[Stated task] Gather every line holding the string "this".

Collected data entries

·····

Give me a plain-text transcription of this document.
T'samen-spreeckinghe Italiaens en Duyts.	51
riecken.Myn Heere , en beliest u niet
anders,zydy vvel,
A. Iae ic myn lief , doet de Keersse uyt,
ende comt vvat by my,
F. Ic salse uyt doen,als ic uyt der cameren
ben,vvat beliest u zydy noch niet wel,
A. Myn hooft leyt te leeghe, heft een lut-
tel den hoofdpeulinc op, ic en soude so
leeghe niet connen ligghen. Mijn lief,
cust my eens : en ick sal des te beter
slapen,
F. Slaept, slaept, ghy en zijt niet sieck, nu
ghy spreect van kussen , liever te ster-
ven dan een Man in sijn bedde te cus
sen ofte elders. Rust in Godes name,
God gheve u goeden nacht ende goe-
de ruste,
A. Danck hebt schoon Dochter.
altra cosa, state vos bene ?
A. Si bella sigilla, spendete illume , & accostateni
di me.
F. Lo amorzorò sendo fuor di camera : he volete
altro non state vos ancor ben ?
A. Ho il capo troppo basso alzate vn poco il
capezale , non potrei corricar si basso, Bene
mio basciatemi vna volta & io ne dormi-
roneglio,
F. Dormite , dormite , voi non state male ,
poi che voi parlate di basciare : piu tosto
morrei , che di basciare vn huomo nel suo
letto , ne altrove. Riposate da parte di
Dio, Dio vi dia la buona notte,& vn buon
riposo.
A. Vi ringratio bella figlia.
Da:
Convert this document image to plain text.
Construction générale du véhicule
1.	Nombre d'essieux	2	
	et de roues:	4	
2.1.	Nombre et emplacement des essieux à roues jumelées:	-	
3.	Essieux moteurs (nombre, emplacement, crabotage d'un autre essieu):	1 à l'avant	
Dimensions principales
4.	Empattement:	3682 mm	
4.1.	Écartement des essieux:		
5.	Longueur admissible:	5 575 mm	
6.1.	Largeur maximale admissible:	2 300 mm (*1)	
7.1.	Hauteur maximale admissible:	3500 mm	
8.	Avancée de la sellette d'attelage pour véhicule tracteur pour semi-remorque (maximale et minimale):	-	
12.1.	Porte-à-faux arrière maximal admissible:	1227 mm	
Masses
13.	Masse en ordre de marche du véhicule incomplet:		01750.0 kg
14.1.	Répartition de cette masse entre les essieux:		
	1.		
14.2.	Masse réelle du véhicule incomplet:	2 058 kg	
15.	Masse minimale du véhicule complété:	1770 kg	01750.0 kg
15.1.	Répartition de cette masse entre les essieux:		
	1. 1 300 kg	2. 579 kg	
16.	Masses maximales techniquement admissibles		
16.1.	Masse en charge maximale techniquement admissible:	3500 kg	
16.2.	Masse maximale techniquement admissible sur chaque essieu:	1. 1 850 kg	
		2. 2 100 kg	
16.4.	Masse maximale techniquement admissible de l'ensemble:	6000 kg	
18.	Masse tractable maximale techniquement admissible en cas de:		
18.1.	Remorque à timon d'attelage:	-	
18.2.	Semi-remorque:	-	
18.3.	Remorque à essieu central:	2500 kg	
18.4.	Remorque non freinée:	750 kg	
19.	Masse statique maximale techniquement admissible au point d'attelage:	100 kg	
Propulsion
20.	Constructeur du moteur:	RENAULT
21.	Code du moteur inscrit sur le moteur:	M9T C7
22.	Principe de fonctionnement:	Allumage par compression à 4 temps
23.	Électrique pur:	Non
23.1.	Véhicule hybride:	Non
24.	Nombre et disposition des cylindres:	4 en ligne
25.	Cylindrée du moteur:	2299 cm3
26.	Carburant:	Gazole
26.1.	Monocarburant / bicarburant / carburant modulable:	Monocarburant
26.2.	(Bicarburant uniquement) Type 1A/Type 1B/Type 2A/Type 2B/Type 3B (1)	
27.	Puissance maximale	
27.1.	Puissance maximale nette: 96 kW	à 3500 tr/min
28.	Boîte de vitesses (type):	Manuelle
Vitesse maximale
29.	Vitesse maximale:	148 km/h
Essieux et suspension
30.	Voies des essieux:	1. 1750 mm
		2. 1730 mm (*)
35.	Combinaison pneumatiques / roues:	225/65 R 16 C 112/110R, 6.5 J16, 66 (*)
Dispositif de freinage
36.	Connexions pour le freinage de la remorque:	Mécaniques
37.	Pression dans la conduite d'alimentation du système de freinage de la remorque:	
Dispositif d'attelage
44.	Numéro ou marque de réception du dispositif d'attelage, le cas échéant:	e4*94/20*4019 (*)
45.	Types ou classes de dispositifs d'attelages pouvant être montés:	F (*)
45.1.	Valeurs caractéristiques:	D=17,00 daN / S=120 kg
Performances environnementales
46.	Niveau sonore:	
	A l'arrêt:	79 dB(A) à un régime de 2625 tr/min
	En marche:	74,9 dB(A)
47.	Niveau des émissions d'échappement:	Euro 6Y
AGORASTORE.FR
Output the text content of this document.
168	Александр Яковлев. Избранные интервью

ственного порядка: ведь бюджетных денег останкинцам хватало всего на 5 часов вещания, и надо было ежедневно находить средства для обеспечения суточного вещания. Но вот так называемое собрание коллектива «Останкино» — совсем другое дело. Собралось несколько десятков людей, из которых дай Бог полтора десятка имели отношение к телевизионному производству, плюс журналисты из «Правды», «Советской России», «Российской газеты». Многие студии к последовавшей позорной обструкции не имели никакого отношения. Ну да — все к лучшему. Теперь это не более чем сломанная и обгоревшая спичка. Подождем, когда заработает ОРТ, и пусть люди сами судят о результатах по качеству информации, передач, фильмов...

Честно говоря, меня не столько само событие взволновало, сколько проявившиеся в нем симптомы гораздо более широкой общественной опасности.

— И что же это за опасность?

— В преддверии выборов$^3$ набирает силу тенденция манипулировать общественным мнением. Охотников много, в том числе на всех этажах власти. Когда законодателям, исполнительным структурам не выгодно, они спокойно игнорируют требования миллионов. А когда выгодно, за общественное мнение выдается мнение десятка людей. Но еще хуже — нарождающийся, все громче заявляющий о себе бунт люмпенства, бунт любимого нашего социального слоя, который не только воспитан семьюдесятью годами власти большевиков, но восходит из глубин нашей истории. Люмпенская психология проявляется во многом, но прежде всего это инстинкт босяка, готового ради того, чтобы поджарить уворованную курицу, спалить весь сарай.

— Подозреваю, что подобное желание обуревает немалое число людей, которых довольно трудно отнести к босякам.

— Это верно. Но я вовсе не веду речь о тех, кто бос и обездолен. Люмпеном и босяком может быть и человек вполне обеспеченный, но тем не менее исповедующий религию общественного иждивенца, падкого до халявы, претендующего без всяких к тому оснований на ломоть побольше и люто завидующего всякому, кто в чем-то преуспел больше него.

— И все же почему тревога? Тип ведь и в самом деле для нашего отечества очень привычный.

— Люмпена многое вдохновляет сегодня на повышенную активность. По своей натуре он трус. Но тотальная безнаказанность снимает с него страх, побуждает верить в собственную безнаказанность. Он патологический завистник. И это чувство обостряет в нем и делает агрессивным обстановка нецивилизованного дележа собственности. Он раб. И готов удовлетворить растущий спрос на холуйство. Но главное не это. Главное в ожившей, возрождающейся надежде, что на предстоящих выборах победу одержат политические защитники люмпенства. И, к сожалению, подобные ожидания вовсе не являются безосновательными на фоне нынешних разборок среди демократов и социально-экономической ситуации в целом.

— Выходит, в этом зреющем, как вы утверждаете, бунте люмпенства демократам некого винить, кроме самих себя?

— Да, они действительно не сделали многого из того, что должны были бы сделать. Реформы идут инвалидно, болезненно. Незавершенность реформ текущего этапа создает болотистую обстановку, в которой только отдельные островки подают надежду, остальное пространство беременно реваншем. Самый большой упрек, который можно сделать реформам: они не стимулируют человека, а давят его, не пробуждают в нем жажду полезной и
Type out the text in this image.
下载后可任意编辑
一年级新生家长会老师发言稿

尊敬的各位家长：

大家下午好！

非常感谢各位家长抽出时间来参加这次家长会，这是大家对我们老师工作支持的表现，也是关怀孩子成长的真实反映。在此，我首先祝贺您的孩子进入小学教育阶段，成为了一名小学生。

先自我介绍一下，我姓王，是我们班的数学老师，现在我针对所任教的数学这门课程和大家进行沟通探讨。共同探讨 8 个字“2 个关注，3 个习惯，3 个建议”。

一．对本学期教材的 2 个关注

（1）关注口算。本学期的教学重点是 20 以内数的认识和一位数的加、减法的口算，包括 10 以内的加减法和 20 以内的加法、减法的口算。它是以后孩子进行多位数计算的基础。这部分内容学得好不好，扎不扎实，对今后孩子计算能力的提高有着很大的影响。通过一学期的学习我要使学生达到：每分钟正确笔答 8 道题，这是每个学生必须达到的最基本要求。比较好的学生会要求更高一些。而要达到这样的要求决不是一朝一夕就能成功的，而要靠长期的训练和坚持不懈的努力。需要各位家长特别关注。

·····

[Solution below]
Give me a plain-text transcription of this document.
Convert this document image to plain text.
Output the text content of this document.
Type out the text in this image.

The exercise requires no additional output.